*MATERIAL FOR THE TASK*:
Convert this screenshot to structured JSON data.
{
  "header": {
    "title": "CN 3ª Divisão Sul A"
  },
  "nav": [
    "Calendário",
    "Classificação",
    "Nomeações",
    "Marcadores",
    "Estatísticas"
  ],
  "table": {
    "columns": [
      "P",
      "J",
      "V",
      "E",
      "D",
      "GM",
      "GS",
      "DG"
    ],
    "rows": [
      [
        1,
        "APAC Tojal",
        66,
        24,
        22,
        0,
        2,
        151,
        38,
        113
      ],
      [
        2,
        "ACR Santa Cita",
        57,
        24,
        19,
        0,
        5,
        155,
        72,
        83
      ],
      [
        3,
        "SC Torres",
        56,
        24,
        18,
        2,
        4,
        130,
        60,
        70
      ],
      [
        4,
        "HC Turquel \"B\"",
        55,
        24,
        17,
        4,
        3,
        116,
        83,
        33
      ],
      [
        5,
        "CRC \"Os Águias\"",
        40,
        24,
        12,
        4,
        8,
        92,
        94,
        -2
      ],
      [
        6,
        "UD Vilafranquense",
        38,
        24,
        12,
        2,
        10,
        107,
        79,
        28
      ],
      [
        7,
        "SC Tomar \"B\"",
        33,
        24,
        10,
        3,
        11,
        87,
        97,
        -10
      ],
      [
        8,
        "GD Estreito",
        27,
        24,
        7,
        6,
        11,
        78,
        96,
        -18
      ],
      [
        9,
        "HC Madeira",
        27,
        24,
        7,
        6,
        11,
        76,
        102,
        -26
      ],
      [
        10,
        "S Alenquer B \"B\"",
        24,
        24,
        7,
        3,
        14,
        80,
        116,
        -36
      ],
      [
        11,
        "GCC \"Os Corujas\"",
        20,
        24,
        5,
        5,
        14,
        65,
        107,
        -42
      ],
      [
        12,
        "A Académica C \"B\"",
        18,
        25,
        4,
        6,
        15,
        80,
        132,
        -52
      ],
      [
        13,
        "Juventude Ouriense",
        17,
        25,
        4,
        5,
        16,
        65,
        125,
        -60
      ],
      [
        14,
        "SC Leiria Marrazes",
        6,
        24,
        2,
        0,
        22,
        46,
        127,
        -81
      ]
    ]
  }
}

*WRITTEN PROBLEM*: Please give back all of the records exactly as written.

*CORRECT RESULT*:
Convert this screenshot to structured JSON data.
{
  "header": {
    "title": "CN 3ª Divisão Sul A"
  },
  "nav": [
    "Calendário",
    "Classificação",
    "Nomeações",
    "Marcadores",
    "Estatísticas"
  ],
  "table": {
    "columns": [
      "P",
      "J",
      "V",
      "E",
      "D",
      "GM",
      "GS",
      "DG"
    ],
    "rows": [
      [
        1,
        "APAC Tojal",
        66,
        24,
        22,
        0,
        2,
        151,
        38,
        113
      ],
      [
        2,
        "ACR Santa Cita",
        57,
        24,
        19,
        0,
        5,
        155,
        72,
        83
      ],
      [
        3,
        "SC Torres",
        56,
        24,
        18,
        2,
        4,
        130,
        60,
        70
      ],
      [
        4,
        "HC Turquel \"B\"",
        55,
        24,
        17,
        4,
        3,
        116,
        83,
        33
      ],
      [
        5,
        "CRC \"Os Águias\"",
        40,
        24,
        12,
        4,
        8,
        92,
        94,
        -2
      ],
      [
        6,
        "UD Vilafranquense",
        38,
        24,
        12,
        2,
        10,
        107,
        79,
        28
      ],
      [
        7,
        "SC Tomar \"B\"",
        33,
        24,
        10,
        3,
        11,
        87,
        97,
        -10
      ],
      [
        8,
        "GD Estreito",
        27,
        24,
        7,
        6,
        11,
        78,
        96,
        -18
      ],
      [
        9,
        "HC Madeira",
        27,
        24,
        7,
        6,
        11,
        76,
        102,
        -26
      ],
      [
        10,
        "S Alenquer B \"B\"",
        24,
        24,
        7,
        3,
        14,
        80,
        116,
        -36
      ],
      [
        11,
        "GCC \"Os Corujas\"",
        20,
        24,
        5,
        5,
        14,
        65,
        107,
        -42
      ],
      [
        12,
        "A Académica C \"B\"",
        18,
        25,
        4,
        6,
        15,
        80,
        132,
        -52
      ],
      [
        13,
        "Juventude Ouriense",
        17,
        25,
        4,
        5,
        16,
        65,
        125,
        -60
      ],
      [
        14,
        "SC Leiria Marrazes",
        6,
        24,
        2,
        0,
        22,
        46,
        127,
        -81
      ]
    ]
  }
}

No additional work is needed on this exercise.